Records for processing:

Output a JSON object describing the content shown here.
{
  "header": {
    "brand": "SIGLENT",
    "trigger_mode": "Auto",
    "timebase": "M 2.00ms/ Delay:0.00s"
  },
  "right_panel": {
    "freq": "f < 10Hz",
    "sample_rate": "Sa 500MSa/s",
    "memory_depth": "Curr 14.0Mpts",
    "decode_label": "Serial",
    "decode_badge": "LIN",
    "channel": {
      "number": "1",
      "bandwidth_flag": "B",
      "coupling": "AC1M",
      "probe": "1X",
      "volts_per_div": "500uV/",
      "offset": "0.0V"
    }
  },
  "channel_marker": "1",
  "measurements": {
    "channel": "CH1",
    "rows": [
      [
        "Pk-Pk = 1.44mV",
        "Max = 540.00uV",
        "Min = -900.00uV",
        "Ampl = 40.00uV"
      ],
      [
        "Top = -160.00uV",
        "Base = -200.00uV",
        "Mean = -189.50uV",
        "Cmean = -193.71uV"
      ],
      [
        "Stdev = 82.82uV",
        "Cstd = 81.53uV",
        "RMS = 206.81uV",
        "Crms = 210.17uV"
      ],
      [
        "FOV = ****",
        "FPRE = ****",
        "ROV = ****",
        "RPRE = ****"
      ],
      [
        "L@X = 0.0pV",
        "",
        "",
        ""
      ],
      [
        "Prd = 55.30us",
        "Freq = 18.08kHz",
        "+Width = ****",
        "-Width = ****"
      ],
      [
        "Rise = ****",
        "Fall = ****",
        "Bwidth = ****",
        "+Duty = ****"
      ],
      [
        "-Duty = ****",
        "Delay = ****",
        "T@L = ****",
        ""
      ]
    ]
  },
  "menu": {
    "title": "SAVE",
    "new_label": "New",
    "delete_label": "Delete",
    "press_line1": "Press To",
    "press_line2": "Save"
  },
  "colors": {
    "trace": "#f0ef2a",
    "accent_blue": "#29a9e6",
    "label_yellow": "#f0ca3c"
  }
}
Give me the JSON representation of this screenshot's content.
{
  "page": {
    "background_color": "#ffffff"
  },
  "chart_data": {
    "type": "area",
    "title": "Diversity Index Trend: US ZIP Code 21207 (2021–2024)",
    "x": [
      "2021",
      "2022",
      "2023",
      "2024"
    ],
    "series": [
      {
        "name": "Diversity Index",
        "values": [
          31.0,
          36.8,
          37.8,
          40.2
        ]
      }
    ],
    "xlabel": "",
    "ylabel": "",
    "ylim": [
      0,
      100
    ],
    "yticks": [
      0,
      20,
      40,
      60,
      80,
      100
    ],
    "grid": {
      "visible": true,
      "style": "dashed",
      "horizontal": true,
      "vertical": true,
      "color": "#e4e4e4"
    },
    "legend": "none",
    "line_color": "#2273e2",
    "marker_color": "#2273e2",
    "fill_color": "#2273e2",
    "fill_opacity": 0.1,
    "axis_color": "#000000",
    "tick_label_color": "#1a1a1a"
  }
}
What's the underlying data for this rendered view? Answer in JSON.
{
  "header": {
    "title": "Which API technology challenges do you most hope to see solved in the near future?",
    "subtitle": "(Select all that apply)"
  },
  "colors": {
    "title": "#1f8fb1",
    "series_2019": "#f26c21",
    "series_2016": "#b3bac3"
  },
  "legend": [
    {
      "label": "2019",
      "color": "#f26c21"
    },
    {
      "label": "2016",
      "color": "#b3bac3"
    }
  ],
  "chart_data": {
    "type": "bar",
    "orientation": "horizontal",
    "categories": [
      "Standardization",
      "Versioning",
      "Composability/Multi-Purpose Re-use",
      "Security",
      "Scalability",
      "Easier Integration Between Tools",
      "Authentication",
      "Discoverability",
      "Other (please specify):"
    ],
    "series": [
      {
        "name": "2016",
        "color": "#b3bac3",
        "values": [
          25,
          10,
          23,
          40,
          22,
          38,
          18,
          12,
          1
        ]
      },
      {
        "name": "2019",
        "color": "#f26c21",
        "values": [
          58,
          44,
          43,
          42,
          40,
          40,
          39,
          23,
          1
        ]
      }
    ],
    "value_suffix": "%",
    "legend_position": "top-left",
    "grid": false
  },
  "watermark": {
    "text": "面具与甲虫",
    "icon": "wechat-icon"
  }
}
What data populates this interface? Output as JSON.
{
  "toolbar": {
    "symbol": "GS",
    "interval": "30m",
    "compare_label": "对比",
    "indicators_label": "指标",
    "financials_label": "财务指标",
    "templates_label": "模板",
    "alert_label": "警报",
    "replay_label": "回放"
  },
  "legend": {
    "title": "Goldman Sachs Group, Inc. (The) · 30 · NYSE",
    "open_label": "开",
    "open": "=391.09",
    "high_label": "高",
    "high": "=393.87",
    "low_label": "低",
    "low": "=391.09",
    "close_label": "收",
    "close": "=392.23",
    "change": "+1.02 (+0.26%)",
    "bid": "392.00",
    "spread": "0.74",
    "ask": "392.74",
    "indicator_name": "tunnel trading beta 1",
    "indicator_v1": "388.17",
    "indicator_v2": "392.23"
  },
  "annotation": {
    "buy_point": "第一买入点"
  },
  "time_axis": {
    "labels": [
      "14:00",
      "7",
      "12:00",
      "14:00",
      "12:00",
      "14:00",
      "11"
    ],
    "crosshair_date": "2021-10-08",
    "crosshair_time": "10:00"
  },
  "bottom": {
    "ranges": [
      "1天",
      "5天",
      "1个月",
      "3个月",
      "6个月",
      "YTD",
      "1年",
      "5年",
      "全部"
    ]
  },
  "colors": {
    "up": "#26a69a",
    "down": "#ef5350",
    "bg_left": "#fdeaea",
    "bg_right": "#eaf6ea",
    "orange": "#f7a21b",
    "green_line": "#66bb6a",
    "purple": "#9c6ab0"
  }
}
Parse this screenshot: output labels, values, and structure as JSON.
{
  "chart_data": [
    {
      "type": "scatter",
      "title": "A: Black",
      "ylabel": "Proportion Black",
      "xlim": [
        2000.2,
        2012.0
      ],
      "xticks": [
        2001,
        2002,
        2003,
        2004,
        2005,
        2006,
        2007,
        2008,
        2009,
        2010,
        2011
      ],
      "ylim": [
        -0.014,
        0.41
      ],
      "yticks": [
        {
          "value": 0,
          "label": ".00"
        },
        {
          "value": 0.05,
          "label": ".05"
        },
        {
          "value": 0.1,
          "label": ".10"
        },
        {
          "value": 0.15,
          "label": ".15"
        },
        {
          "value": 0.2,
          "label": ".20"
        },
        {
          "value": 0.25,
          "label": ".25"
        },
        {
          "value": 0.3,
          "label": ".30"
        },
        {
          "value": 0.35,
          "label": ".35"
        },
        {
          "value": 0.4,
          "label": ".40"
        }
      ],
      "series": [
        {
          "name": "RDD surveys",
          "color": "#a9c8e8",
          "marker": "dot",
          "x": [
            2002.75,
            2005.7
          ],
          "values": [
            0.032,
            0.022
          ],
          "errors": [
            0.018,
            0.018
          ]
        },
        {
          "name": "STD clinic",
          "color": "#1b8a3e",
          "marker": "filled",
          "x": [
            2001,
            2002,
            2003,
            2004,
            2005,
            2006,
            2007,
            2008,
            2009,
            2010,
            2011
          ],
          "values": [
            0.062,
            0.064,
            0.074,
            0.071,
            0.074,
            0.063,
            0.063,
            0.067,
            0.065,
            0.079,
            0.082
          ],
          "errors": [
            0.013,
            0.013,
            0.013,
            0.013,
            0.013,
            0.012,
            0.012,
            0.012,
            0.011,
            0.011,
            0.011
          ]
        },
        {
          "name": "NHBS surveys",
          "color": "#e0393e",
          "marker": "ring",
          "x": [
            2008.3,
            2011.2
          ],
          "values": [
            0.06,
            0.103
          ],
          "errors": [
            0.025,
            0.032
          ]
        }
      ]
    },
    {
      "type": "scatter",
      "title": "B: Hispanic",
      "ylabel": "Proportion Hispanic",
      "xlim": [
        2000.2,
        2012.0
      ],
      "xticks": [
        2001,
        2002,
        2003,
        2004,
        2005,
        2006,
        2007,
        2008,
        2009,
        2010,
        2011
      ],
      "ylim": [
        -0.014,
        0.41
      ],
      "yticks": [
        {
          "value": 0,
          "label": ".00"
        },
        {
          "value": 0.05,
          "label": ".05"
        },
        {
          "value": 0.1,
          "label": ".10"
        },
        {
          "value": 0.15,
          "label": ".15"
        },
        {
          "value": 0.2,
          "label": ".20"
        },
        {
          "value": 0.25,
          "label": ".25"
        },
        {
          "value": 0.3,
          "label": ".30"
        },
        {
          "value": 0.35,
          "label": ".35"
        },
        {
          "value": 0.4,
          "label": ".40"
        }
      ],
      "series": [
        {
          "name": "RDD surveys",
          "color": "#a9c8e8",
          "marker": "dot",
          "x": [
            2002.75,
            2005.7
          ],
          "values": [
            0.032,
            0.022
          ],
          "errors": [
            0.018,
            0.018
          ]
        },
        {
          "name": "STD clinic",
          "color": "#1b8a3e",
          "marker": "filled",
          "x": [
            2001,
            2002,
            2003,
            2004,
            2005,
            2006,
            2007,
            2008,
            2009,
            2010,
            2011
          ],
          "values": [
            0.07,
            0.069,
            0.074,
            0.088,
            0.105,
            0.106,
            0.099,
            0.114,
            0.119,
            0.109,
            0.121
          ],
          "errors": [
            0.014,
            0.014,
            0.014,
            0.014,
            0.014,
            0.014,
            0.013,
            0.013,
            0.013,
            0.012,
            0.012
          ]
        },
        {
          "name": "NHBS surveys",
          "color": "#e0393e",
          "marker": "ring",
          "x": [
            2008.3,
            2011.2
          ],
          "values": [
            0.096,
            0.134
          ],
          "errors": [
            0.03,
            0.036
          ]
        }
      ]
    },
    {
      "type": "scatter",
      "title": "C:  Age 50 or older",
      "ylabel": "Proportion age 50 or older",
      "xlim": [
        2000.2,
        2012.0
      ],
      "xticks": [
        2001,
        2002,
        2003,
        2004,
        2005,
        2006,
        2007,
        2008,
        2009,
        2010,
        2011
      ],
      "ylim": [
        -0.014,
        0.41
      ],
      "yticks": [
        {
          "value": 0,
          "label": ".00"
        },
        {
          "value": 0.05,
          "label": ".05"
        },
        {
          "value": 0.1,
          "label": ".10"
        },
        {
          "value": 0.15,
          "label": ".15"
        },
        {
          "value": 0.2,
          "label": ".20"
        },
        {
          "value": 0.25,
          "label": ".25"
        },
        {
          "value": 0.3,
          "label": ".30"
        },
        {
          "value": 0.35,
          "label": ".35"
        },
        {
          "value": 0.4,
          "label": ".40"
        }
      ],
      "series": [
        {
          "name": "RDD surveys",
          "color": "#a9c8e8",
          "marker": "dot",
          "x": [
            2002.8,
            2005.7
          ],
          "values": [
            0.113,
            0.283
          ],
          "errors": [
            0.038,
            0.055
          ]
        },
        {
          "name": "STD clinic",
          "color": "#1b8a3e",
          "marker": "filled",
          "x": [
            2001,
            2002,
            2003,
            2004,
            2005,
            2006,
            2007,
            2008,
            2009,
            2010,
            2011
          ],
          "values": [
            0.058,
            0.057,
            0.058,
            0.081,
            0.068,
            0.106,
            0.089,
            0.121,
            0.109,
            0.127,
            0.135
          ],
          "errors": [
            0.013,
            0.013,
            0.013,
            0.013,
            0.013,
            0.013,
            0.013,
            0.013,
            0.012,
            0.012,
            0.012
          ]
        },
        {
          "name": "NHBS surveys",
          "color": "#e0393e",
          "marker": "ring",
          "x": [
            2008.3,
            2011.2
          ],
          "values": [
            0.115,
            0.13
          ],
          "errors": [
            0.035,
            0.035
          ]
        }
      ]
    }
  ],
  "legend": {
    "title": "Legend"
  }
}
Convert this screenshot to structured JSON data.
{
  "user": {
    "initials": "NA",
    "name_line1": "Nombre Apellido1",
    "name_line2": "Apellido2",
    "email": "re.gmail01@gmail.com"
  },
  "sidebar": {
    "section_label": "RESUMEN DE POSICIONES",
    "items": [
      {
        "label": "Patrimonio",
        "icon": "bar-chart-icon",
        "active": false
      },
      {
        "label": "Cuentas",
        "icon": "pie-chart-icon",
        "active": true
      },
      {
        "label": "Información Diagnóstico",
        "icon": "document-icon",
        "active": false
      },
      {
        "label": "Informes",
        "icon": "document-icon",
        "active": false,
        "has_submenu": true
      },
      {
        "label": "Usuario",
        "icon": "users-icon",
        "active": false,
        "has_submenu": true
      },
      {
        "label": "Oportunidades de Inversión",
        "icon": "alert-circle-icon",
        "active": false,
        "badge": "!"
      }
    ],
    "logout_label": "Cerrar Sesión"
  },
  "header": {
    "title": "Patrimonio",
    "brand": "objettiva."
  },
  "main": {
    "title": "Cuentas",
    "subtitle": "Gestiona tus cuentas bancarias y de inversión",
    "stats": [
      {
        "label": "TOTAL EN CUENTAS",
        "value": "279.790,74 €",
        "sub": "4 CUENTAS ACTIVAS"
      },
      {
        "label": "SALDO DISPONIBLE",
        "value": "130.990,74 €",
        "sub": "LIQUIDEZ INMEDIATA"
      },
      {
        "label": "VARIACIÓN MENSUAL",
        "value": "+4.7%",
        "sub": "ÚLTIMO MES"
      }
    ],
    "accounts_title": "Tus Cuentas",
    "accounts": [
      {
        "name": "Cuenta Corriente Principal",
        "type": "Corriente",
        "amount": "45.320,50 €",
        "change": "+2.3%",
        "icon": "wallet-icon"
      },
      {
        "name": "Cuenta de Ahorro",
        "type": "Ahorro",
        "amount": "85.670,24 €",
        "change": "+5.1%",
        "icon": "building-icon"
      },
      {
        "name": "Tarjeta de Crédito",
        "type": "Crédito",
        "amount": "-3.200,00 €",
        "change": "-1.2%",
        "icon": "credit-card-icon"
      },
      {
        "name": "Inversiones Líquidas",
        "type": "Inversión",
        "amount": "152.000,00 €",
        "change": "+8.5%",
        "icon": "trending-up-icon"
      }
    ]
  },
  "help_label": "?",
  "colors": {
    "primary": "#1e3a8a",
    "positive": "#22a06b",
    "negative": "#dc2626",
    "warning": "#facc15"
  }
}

Stated exercise:
Only the number should be given: how many lines of the data contain the word "Crédito"?

Finished task:
2